TASK DESCRIPTION.
Pictures are not part of the copy. Give again exactly the lines from the one with "Transcribe this image's" to the one with "Parse this screenshot: output", inclusive.

= = =

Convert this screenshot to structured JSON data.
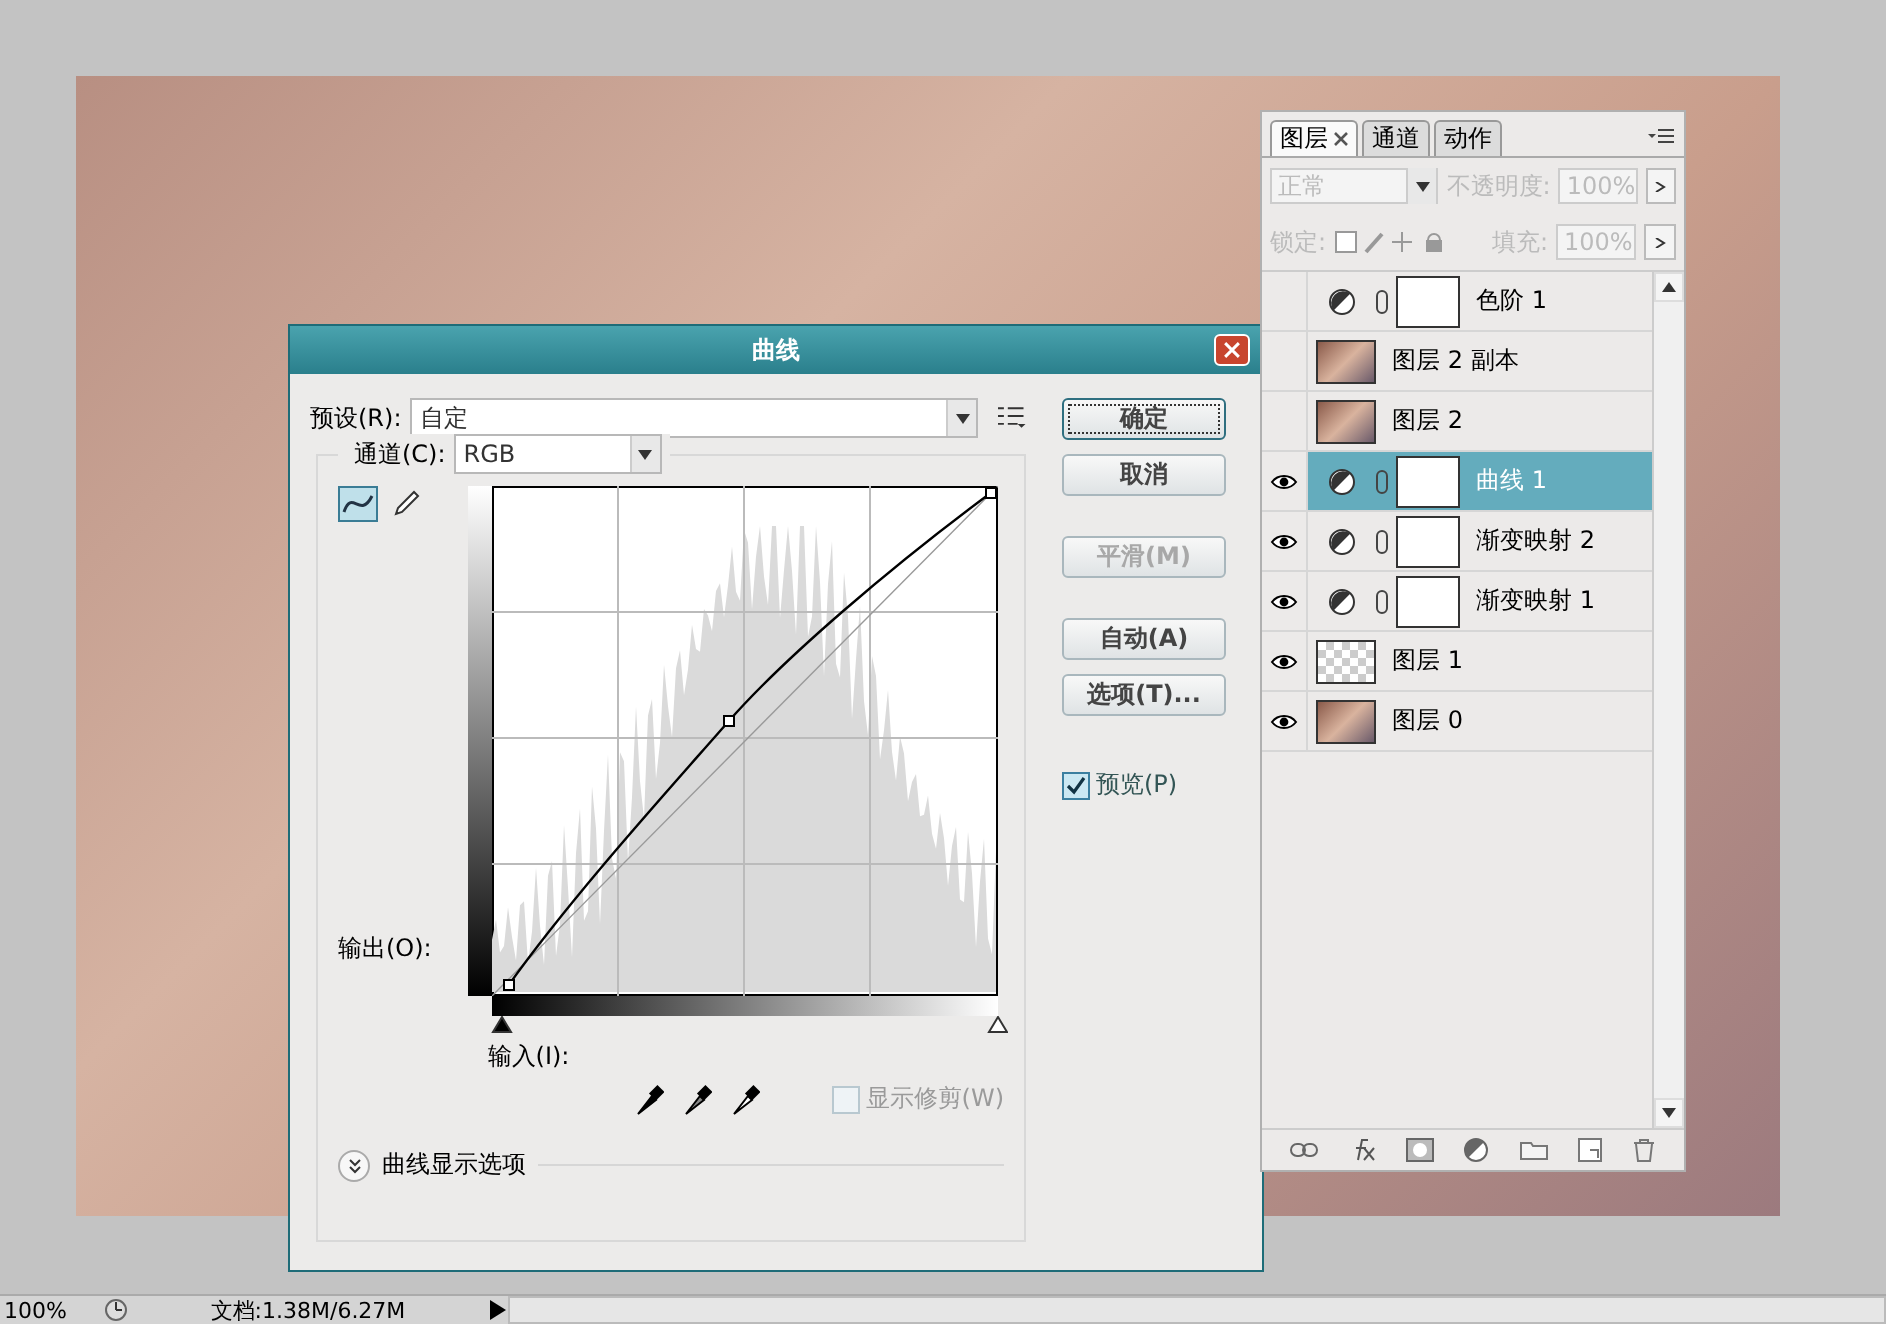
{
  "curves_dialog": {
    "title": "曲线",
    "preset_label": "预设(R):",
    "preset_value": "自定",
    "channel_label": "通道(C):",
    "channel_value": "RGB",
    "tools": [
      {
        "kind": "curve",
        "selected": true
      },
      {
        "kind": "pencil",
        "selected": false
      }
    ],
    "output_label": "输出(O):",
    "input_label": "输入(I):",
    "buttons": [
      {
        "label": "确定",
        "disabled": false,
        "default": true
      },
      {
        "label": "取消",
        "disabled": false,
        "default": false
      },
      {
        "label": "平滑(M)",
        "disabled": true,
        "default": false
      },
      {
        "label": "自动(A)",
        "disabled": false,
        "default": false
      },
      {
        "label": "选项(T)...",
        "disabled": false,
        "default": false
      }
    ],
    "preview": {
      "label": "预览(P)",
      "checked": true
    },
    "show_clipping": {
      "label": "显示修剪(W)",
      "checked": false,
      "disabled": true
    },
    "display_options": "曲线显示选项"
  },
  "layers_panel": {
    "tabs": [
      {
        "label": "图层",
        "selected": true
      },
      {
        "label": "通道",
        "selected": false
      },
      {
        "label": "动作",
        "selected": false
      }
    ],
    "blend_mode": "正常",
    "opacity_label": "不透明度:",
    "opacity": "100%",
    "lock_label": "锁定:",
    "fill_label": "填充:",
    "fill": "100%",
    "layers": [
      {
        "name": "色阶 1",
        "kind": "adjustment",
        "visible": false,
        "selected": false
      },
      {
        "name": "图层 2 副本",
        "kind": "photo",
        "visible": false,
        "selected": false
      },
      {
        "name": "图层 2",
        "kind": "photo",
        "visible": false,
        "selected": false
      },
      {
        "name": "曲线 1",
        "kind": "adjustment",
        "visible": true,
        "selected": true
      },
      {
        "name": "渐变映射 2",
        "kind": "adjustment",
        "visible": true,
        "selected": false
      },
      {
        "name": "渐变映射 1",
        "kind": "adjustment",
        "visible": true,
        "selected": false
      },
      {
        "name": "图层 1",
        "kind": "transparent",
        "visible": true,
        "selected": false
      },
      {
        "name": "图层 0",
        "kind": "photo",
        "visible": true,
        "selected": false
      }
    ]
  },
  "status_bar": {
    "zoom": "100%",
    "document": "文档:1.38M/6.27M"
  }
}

= = =

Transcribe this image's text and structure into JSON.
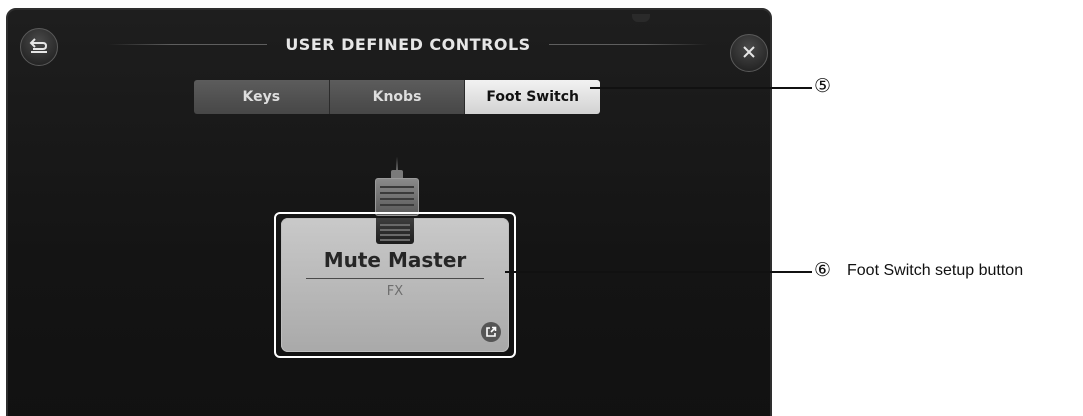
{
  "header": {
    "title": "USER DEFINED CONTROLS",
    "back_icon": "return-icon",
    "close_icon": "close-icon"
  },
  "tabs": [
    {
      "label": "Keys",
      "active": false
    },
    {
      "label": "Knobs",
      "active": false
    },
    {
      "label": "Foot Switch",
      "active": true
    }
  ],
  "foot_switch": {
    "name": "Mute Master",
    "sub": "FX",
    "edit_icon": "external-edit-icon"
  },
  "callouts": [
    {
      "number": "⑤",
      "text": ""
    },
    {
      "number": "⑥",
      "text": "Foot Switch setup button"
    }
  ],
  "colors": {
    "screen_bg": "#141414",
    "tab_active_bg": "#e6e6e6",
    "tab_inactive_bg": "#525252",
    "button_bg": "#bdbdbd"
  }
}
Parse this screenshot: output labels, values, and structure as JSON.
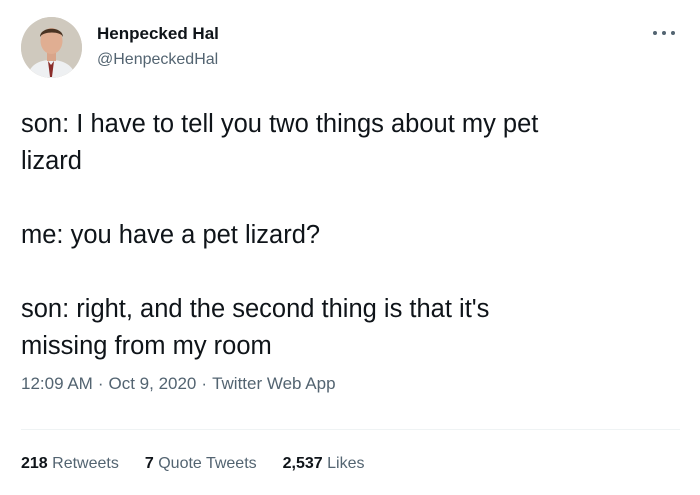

= = =

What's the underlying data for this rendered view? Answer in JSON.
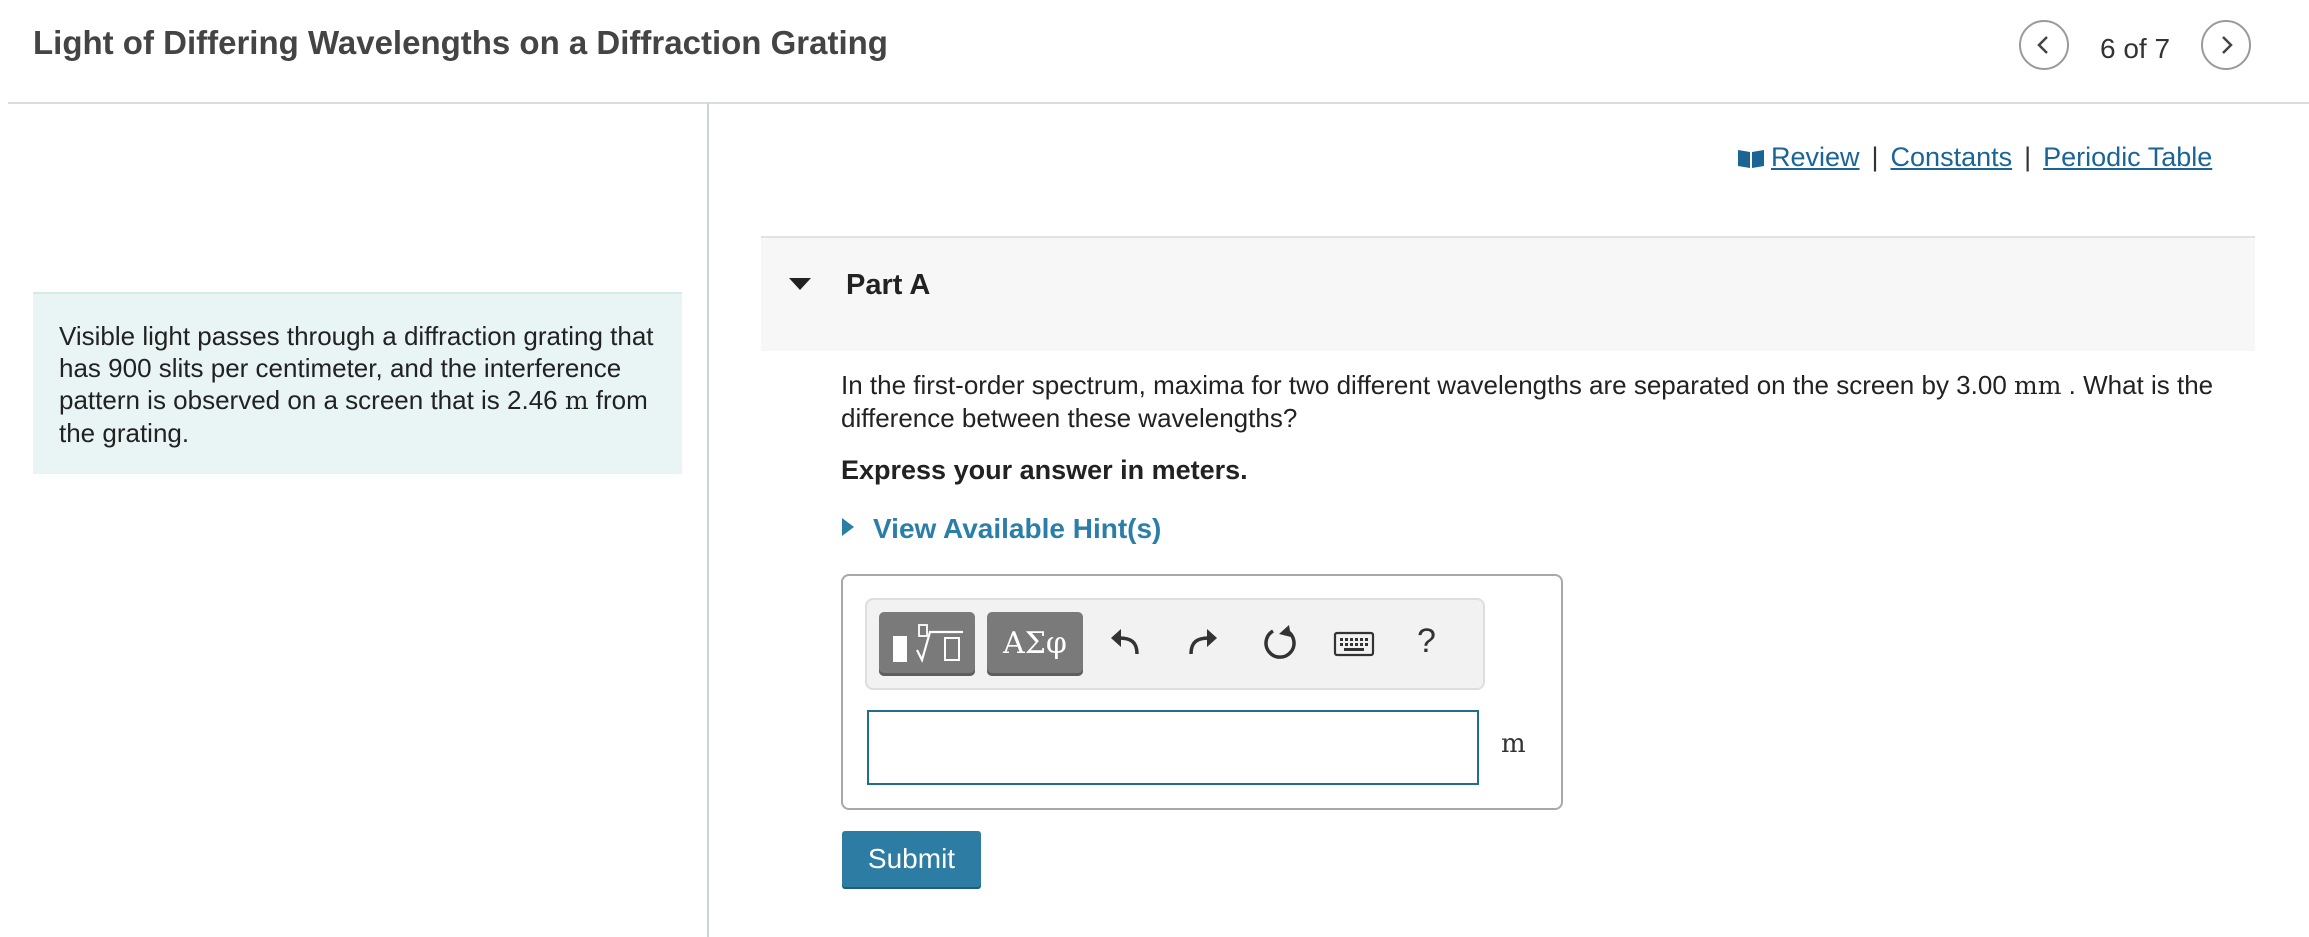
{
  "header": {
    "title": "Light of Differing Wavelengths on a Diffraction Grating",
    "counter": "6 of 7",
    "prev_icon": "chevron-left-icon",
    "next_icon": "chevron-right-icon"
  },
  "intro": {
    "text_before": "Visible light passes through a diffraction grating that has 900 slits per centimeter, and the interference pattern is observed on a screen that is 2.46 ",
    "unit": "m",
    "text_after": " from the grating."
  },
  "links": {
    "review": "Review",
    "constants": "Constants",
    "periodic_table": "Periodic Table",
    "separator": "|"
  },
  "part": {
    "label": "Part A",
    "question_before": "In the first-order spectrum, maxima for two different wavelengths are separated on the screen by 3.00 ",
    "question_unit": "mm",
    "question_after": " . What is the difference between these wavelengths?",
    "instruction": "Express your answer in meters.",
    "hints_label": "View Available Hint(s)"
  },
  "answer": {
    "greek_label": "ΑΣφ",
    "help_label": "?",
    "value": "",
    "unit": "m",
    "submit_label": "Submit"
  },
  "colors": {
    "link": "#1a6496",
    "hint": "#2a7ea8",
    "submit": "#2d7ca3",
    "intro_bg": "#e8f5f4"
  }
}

= = =

TASK OUTPUT.
Transcribe this image's text and structure into JSON.
{
  "header": {
    "title": "USER DEFINED CONTROLS",
    "back_icon": "return-icon",
    "close_icon": "close-icon"
  },
  "tabs": [
    {
      "label": "Keys",
      "active": false
    },
    {
      "label": "Knobs",
      "active": false
    },
    {
      "label": "Foot Switch",
      "active": true
    }
  ],
  "foot_switch": {
    "name": "Mute Master",
    "sub": "FX",
    "edit_icon": "external-edit-icon"
  },
  "callouts": [
    {
      "number": "⑤",
      "text": ""
    },
    {
      "number": "⑥",
      "text": "Foot Switch setup button"
    }
  ],
  "colors": {
    "screen_bg": "#141414",
    "tab_active_bg": "#e6e6e6",
    "tab_inactive_bg": "#525252",
    "button_bg": "#bdbdbd"
  }
}
Parse this screenshot: output labels, values, and structure as JSON.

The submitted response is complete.